* TEKS YANG DISEDIAKAN:

Pura Mangkunegaran (dok. Andini Harsono) |
Berkunjung
ke kota Surakarta atau Solo, Jawa Tengah, tak lengkap rasanya apabila tidak sowan ke Pura Mangkunegaran. Terletak
tidak jauh dari kota hanya sekitar 1,5 KM, Pura Mangkunegaran menyambut saya
dengan kesejukannya. Karena sedang dilakukan renovasi di area loket, maka
pembelian tiket masuk dipindahkan setelah melewati pagar tinggi dan terletak di
teras bagian kanan dari pintu masuk. Harga tiket masuk Rp. 30.000,- dan Anda
langsung mendapatkan tour guide yang
akan mendampingi Anda menelurusi jejak-jejak sejarah Raja Mangkunegara. Adalah
Bapak Budi Pujiastono yang menjadi guide
saya mulai menggiring masuk ke area Pendopo.
Pura
Mangkunegaran terdiri dari 3 bangunan utama yaitu Pendopo Ageng (Joglo Pasoko
Guru), Paringgitan (Kuthuk Ngambang), dan Ndalem Ageng (Limasan). Pertama,
pengunjung akan dipersilakan masuk ke area Pendopo Ageng. Saya terpukau dengan
kemegahan desain Pendopo Ageng yang sarat akan seni dan makna. Di sana terdapat
2 (dua) kelompok gamelan yang terpisah. Gamelan-gamelan tersebut digunakan
ketika ada seni pertunjukan di Pura Mangkunegaran dengan penari-penari istana.
Seperti yang diketahui, seni tari merupakan hasil karya budaya serta alat
komunikasi yang hingga saat ini tetap menjadi barang pusaka peninggalan para
leluhur. Pada saat saya berkunjung, sedang dilaksanakan pelatihan tarian oleh
penari-penari Mangkunegaran. Semakin ke tengah Pendopo Ageng, mata saya tertuju
pada langit-langit Pendopo Ageng yang megah. Terdapat 8 (delapan) kotak
berbentuk batik dengan warna berbeda mengundang rasa penasaran saya. Seakan
menangkap mata kekaguman serta keherannya saya, Pak Budi langsung menjelaskan
makna dari 8 (delapan) batik berbeda warna tersebut.

* BARIS YANG DISEDIAKAN:
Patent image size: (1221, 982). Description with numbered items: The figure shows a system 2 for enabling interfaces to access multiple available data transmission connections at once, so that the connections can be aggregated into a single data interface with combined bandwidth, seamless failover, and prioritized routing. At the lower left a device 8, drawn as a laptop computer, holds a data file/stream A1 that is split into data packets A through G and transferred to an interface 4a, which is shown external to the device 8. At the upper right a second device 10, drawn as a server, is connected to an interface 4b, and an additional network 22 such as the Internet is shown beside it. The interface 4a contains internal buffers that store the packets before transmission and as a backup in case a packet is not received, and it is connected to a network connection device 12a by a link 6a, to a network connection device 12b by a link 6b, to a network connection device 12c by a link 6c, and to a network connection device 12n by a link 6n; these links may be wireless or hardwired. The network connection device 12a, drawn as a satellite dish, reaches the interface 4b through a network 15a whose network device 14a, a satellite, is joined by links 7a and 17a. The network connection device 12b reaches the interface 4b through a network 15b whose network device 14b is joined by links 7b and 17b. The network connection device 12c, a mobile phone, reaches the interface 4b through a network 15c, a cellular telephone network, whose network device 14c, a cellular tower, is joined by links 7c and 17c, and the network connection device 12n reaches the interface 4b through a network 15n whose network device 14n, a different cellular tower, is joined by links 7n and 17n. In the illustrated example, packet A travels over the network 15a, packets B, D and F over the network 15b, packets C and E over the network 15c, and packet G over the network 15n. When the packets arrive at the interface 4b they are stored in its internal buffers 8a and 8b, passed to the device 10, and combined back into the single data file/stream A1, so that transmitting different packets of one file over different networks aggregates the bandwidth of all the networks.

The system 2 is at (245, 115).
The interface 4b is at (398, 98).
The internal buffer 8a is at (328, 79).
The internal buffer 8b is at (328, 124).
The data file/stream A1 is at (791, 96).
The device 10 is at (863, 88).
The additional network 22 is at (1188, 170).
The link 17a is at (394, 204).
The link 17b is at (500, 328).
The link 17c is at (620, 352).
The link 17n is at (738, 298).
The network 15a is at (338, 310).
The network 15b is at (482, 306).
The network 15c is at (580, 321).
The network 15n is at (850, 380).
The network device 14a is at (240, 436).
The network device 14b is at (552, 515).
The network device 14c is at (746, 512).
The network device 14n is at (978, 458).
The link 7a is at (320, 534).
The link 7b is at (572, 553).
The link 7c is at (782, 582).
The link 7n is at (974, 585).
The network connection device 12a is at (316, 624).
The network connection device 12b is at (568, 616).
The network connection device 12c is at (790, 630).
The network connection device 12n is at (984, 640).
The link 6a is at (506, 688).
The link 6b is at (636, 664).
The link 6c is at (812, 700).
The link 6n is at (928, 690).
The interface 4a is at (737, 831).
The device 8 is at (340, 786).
...
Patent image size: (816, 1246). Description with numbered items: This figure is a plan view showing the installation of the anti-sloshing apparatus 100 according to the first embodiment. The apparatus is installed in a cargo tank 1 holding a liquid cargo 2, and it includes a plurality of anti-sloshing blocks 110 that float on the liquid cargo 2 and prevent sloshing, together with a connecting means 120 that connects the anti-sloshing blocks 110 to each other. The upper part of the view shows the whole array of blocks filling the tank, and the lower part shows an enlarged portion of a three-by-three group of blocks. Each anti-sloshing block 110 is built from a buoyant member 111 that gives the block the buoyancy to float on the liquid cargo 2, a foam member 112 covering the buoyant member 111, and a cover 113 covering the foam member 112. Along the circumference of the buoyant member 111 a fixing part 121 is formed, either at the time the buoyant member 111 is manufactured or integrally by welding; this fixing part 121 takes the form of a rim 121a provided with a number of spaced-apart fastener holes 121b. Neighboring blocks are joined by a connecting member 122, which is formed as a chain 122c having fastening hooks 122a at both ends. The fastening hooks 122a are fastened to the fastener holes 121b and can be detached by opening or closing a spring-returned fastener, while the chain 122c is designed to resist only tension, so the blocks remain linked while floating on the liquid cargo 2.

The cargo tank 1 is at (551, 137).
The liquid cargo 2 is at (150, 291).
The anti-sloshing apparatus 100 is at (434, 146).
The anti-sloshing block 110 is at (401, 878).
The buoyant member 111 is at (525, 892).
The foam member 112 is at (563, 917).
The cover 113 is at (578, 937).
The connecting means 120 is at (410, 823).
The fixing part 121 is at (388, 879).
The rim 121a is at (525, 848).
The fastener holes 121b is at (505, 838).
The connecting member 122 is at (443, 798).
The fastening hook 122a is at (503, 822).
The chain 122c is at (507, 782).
--
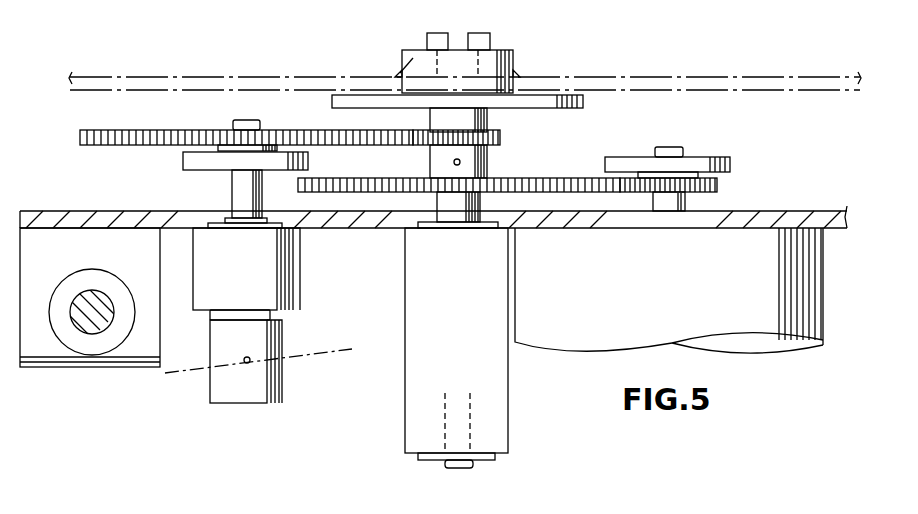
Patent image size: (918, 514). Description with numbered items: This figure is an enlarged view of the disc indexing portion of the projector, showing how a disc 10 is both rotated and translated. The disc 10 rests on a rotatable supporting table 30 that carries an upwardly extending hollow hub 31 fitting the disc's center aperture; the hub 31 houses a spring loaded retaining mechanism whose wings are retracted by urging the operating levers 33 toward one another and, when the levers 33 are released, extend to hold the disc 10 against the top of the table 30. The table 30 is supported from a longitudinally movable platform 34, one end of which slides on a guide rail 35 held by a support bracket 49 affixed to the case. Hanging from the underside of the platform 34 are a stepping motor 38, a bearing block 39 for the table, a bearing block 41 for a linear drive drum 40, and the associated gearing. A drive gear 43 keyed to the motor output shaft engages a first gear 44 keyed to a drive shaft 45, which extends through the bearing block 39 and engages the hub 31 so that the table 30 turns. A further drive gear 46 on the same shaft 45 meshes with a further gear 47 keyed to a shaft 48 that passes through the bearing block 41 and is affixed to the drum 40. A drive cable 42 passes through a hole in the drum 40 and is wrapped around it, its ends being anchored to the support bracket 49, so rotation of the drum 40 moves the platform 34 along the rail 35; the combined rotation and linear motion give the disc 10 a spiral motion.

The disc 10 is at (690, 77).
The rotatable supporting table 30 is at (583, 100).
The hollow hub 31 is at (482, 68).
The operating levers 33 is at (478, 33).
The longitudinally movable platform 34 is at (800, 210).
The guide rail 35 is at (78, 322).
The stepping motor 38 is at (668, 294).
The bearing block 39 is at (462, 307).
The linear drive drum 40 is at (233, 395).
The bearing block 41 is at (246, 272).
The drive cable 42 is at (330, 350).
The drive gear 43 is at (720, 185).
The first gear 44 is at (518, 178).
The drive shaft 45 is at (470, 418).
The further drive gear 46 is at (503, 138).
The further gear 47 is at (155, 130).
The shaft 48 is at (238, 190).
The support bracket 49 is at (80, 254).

* TUJUAN 1: Salin bagian teks tentang Pura Mangkunegaran mulai dari "Seperti yang diketahui, seni" sampai dengan "berbeda warna tersebut.", kedua ujungnya ikut disertakan, tanpa mengubah satu kata pun.
* TUJUAN 2: Sajikan sebagai daftar bernomor baris-baris data yang berada di antara baris yang memuat "Patent image size: (816, 1246)." dan baris yang memuat "The anti-sloshing apparatus 100 is", keduanya termasuk. Lewati baris yang kosong.

* JAWABAN LATIHAN 1:
Seperti yang diketahui, seni tari merupakan hasil karya budaya serta alat
komunikasi yang hingga saat ini tetap menjadi barang pusaka peninggalan para
leluhur. Pada saat saya berkunjung, sedang dilaksanakan pelatihan tarian oleh
penari-penari Mangkunegaran. Semakin ke tengah Pendopo Ageng, mata saya tertuju
pada langit-langit Pendopo Ageng yang megah. Terdapat 8 (delapan) kotak
berbentuk batik dengan warna berbeda mengundang rasa penasaran saya. Seakan
menangkap mata kekaguman serta keherannya saya, Pak Budi langsung menjelaskan
makna dari 8 (delapan) batik berbeda warna tersebut.

* JAWABAN LATIHAN 2:
1. Patent image size: (816, 1246). Description with numbered items: This figure is a plan view showing the installation of the anti-sloshing apparatus 100 according to the first embodiment. The apparatus is installed in a cargo tank 1 holding a liquid cargo 2, and it includes a plurality of anti-sloshing blocks 110 that float on the liquid cargo 2 and prevent sloshing, together with a connecting means 120 that connects the anti-sloshing blocks 110 to each other. The upper part of the view shows the whole array of blocks filling the tank, and the lower part shows an enlarged portion of a three-by-three group of blocks. Each anti-sloshing block 110 is built from a buoyant member 111 that gives the block the buoyancy to float on the liquid cargo 2, a foam member 112 covering the buoyant member 111, and a cover 113 covering the foam member 112. Along the circumference of the buoyant member 111 a fixing part 121 is formed, either at the time the buoyant member 111 is manufactured or integrally by welding; this fixing part 121 takes the form of a rim 121a provided with a number of spaced-apart fastener holes 121b. Neighboring blocks are joined by a connecting member 122, which is formed as a chain 122c having fastening hooks 122a at both ends. The fastening hooks 122a are fastened to the fastener holes 121b and can be detached by opening or closing a spring-returned fastener, while the chain 122c is designed to resist only tension, so the blocks remain linked while floating on the liquid cargo 2.
2. The cargo tank 1 is at (551, 137).
3. The liquid cargo 2 is at (150, 291).
4. The anti-sloshing apparatus 100 is at (434, 146).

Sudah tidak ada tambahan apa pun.